* _Short problem_
Each of the entries should be retyped precisely as it appears.

* _Data provided_
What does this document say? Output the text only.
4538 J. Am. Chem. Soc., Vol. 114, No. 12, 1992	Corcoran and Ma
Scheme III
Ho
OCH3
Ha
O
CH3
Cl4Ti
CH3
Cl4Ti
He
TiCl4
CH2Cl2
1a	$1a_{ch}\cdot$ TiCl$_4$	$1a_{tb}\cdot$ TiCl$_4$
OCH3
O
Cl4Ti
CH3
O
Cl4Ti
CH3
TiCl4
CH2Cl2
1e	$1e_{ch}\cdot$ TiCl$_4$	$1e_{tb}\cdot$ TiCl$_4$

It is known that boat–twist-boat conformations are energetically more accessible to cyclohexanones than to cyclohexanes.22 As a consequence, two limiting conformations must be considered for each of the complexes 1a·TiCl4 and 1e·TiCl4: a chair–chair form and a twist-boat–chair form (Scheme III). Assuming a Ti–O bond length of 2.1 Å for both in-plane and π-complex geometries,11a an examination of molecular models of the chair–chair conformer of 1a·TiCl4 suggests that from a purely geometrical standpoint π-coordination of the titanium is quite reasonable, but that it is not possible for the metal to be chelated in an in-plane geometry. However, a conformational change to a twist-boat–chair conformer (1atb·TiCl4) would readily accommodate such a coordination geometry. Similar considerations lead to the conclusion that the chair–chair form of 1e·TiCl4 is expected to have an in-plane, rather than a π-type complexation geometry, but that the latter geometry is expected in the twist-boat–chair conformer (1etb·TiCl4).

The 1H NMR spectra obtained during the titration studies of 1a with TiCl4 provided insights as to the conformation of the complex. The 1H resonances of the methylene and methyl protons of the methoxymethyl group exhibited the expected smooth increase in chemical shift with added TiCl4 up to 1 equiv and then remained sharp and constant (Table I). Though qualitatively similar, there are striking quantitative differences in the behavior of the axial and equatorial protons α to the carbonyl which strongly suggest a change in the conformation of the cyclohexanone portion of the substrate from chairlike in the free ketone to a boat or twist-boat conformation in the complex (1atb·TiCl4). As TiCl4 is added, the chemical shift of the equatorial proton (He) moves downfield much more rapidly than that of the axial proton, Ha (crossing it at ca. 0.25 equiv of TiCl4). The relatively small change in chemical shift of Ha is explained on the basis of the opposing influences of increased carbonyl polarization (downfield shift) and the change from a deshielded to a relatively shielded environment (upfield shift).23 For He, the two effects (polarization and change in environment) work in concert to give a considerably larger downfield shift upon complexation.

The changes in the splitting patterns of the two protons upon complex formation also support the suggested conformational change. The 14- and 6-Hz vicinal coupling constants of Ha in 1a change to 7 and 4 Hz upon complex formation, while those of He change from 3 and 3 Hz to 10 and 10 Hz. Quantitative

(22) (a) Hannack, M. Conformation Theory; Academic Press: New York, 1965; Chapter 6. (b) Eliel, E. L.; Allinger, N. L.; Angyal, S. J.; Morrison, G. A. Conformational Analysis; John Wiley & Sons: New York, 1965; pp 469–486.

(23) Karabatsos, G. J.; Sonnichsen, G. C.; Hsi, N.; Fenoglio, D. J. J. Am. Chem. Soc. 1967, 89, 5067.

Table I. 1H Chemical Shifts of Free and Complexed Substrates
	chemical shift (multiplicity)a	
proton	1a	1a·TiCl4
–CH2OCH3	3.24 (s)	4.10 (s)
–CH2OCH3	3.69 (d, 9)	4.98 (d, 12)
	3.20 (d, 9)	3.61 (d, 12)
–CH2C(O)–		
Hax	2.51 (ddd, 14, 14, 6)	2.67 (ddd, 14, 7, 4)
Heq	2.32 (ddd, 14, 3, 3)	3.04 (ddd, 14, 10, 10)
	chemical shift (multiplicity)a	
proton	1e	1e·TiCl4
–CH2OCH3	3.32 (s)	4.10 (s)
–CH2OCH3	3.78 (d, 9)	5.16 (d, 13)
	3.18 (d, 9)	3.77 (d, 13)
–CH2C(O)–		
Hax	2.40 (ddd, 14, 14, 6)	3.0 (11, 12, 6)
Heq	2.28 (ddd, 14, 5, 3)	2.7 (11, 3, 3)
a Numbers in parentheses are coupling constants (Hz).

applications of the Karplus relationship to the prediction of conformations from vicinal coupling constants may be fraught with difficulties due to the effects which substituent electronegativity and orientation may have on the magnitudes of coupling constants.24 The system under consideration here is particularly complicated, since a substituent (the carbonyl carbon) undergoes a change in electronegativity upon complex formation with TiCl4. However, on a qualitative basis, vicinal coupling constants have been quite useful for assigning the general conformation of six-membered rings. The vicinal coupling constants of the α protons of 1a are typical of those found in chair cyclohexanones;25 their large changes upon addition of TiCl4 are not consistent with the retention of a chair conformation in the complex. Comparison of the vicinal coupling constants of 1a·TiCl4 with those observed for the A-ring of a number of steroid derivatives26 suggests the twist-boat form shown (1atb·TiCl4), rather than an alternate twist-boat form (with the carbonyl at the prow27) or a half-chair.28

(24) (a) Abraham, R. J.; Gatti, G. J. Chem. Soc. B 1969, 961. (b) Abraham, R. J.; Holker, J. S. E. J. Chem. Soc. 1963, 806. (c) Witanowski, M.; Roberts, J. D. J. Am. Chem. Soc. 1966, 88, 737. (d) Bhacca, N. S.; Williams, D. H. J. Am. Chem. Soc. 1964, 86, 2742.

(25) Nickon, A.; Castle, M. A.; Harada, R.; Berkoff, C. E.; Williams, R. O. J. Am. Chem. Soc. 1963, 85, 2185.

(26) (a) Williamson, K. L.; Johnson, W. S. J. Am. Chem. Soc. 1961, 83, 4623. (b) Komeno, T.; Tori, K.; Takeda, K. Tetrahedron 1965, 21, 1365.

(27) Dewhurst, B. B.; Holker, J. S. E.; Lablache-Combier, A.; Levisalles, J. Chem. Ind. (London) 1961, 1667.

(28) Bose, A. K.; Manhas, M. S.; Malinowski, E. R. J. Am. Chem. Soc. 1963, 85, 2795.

* _Correct answer_
What does this document say? Output the text only.
4538 J. Am. Chem. Soc., Vol. 114, No. 12, 1992	Corcoran and Ma
Scheme III
Ho
OCH3
Ha
O
CH3
Cl4Ti
CH3
Cl4Ti
He
TiCl4
CH2Cl2
1a	$1a_{ch}\cdot$ TiCl$_4$	$1a_{tb}\cdot$ TiCl$_4$
OCH3
O
Cl4Ti
CH3
O
Cl4Ti
CH3
TiCl4
CH2Cl2
1e	$1e_{ch}\cdot$ TiCl$_4$	$1e_{tb}\cdot$ TiCl$_4$

It is known that boat–twist-boat conformations are energetically more accessible to cyclohexanones than to cyclohexanes.22 As a consequence, two limiting conformations must be considered for each of the complexes 1a·TiCl4 and 1e·TiCl4: a chair–chair form and a twist-boat–chair form (Scheme III). Assuming a Ti–O bond length of 2.1 Å for both in-plane and π-complex geometries,11a an examination of molecular models of the chair–chair conformer of 1a·TiCl4 suggests that from a purely geometrical standpoint π-coordination of the titanium is quite reasonable, but that it is not possible for the metal to be chelated in an in-plane geometry. However, a conformational change to a twist-boat–chair conformer (1atb·TiCl4) would readily accommodate such a coordination geometry. Similar considerations lead to the conclusion that the chair–chair form of 1e·TiCl4 is expected to have an in-plane, rather than a π-type complexation geometry, but that the latter geometry is expected in the twist-boat–chair conformer (1etb·TiCl4).

The 1H NMR spectra obtained during the titration studies of 1a with TiCl4 provided insights as to the conformation of the complex. The 1H resonances of the methylene and methyl protons of the methoxymethyl group exhibited the expected smooth increase in chemical shift with added TiCl4 up to 1 equiv and then remained sharp and constant (Table I). Though qualitatively similar, there are striking quantitative differences in the behavior of the axial and equatorial protons α to the carbonyl which strongly suggest a change in the conformation of the cyclohexanone portion of the substrate from chairlike in the free ketone to a boat or twist-boat conformation in the complex (1atb·TiCl4). As TiCl4 is added, the chemical shift of the equatorial proton (He) moves downfield much more rapidly than that of the axial proton, Ha (crossing it at ca. 0.25 equiv of TiCl4). The relatively small change in chemical shift of Ha is explained on the basis of the opposing influences of increased carbonyl polarization (downfield shift) and the change from a deshielded to a relatively shielded environment (upfield shift).23 For He, the two effects (polarization and change in environment) work in concert to give a considerably larger downfield shift upon complexation.

The changes in the splitting patterns of the two protons upon complex formation also support the suggested conformational change. The 14- and 6-Hz vicinal coupling constants of Ha in 1a change to 7 and 4 Hz upon complex formation, while those of He change from 3 and 3 Hz to 10 and 10 Hz. Quantitative

(22) (a) Hannack, M. Conformation Theory; Academic Press: New York, 1965; Chapter 6. (b) Eliel, E. L.; Allinger, N. L.; Angyal, S. J.; Morrison, G. A. Conformational Analysis; John Wiley & Sons: New York, 1965; pp 469–486.

(23) Karabatsos, G. J.; Sonnichsen, G. C.; Hsi, N.; Fenoglio, D. J. J. Am. Chem. Soc. 1967, 89, 5067.

Table I. 1H Chemical Shifts of Free and Complexed Substrates
	chemical shift (multiplicity)a	
proton	1a	1a·TiCl4
–CH2OCH3	3.24 (s)	4.10 (s)
–CH2OCH3	3.69 (d, 9)	4.98 (d, 12)
	3.20 (d, 9)	3.61 (d, 12)
–CH2C(O)–		
Hax	2.51 (ddd, 14, 14, 6)	2.67 (ddd, 14, 7, 4)
Heq	2.32 (ddd, 14, 3, 3)	3.04 (ddd, 14, 10, 10)
	chemical shift (multiplicity)a	
proton	1e	1e·TiCl4
–CH2OCH3	3.32 (s)	4.10 (s)
–CH2OCH3	3.78 (d, 9)	5.16 (d, 13)
	3.18 (d, 9)	3.77 (d, 13)
–CH2C(O)–		
Hax	2.40 (ddd, 14, 14, 6)	3.0 (11, 12, 6)
Heq	2.28 (ddd, 14, 5, 3)	2.7 (11, 3, 3)
a Numbers in parentheses are coupling constants (Hz).

applications of the Karplus relationship to the prediction of conformations from vicinal coupling constants may be fraught with difficulties due to the effects which substituent electronegativity and orientation may have on the magnitudes of coupling constants.24 The system under consideration here is particularly complicated, since a substituent (the carbonyl carbon) undergoes a change in electronegativity upon complex formation with TiCl4. However, on a qualitative basis, vicinal coupling constants have been quite useful for assigning the general conformation of six-membered rings. The vicinal coupling constants of the α protons of 1a are typical of those found in chair cyclohexanones;25 their large changes upon addition of TiCl4 are not consistent with the retention of a chair conformation in the complex. Comparison of the vicinal coupling constants of 1a·TiCl4 with those observed for the A-ring of a number of steroid derivatives26 suggests the twist-boat form shown (1atb·TiCl4), rather than an alternate twist-boat form (with the carbonyl at the prow27) or a half-chair.28

(24) (a) Abraham, R. J.; Gatti, G. J. Chem. Soc. B 1969, 961. (b) Abraham, R. J.; Holker, J. S. E. J. Chem. Soc. 1963, 806. (c) Witanowski, M.; Roberts, J. D. J. Am. Chem. Soc. 1966, 88, 737. (d) Bhacca, N. S.; Williams, D. H. J. Am. Chem. Soc. 1964, 86, 2742.

(25) Nickon, A.; Castle, M. A.; Harada, R.; Berkoff, C. E.; Williams, R. O. J. Am. Chem. Soc. 1963, 85, 2185.

(26) (a) Williamson, K. L.; Johnson, W. S. J. Am. Chem. Soc. 1961, 83, 4623. (b) Komeno, T.; Tori, K.; Takeda, K. Tetrahedron 1965, 21, 1365.

(27) Dewhurst, B. B.; Holker, J. S. E.; Lablache-Combier, A.; Levisalles, J. Chem. Ind. (London) 1961, 1667.

(28) Bose, A. K.; Manhas, M. S.; Malinowski, E. R. J. Am. Chem. Soc. 1963, 85, 2795.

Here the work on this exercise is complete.